### WHAT YOU HAVE TO DO
Check each line of the records below and collect those holding "equal".

### SOURCE MATERIAL

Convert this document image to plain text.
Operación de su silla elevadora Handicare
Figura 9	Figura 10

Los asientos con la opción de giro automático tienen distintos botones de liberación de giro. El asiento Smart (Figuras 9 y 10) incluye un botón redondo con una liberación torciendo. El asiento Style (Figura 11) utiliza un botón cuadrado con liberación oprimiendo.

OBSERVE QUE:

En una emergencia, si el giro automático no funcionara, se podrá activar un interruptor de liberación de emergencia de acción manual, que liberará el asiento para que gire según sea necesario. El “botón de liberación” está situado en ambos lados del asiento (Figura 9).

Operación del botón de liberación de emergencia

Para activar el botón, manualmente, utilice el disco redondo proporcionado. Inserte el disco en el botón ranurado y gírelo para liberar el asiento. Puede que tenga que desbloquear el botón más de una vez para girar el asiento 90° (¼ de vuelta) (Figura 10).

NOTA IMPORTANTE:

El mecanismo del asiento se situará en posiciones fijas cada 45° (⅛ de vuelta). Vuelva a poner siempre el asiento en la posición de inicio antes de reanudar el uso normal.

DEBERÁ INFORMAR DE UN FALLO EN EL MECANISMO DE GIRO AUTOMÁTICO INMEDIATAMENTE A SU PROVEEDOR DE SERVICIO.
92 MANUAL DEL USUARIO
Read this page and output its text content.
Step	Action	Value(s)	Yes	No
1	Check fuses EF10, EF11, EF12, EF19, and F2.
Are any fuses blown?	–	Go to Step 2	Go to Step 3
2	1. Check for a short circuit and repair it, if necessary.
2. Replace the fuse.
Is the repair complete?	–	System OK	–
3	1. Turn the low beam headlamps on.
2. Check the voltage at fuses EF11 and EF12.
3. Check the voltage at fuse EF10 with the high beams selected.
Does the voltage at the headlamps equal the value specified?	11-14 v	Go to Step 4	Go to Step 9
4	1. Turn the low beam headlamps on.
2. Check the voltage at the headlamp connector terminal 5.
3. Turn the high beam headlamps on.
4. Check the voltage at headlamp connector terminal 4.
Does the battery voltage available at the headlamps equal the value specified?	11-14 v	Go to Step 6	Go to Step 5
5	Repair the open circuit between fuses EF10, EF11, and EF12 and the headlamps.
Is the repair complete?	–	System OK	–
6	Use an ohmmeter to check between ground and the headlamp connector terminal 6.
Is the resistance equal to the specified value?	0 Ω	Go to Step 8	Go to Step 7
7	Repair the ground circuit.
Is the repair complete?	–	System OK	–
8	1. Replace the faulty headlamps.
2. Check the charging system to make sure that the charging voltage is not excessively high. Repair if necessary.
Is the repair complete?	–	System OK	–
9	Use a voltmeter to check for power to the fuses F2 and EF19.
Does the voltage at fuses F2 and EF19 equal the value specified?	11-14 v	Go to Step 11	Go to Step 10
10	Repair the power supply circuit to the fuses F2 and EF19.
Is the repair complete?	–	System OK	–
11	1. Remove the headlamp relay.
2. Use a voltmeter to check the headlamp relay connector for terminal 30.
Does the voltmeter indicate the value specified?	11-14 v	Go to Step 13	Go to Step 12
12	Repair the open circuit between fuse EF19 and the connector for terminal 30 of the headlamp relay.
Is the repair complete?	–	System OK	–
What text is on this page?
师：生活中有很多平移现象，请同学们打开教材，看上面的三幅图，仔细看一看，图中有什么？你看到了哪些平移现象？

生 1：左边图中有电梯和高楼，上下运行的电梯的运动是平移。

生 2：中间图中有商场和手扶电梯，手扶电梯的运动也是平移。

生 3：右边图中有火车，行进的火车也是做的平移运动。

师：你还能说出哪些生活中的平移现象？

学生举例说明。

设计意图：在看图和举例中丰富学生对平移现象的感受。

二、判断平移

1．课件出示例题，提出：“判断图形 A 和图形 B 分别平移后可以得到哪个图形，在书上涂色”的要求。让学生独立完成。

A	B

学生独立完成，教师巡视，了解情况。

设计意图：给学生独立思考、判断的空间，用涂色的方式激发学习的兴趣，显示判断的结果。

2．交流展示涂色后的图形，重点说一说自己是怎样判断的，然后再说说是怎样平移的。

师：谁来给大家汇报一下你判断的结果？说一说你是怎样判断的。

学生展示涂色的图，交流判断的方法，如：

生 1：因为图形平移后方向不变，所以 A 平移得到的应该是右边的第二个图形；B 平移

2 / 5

### OUTPUT FOR THIS TASK
Does the voltage at the headlamps equal the value specified?	11-14 v	Go to Step 4	Go to Step 9
Does the battery voltage available at the headlamps equal the value specified?	11-14 v	Go to Step 6	Go to Step 5
Is the resistance equal to the specified value?	0 Ω	Go to Step 8	Go to Step 7
Does the voltage at fuses F2 and EF19 equal the value specified?	11-14 v	Go to Step 11	Go to Step 10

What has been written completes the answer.